Look through the listing below and report how many lines contain "above", as a bare number.

______________________________

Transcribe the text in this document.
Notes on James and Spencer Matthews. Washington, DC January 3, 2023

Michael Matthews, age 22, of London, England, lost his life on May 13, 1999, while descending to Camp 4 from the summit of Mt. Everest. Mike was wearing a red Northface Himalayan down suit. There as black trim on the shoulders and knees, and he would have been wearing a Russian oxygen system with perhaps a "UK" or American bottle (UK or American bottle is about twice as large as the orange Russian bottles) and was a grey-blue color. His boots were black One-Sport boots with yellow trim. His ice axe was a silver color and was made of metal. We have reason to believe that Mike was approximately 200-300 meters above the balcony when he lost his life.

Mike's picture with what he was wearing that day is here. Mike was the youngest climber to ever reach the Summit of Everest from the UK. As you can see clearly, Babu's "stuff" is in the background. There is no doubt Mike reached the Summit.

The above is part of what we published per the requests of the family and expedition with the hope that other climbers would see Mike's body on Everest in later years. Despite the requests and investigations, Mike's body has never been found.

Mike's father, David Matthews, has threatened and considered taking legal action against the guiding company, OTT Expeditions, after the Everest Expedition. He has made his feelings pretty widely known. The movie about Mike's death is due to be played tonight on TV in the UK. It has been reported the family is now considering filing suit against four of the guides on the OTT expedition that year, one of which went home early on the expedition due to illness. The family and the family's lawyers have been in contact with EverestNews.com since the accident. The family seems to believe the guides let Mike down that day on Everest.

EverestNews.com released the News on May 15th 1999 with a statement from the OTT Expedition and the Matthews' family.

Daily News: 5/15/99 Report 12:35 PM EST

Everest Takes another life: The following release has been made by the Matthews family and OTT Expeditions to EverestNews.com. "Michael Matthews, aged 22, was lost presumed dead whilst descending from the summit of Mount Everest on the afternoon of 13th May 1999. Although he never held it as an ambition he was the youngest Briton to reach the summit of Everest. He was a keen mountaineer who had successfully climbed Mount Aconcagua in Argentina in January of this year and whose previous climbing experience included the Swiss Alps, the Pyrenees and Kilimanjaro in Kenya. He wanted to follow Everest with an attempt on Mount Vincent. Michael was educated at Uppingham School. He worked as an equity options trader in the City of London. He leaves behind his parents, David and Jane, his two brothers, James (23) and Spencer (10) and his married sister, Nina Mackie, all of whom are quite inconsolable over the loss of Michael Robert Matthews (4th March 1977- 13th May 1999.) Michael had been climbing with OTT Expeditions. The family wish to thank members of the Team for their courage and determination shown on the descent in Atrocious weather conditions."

______________________________

CORRECT RESPONSE: 2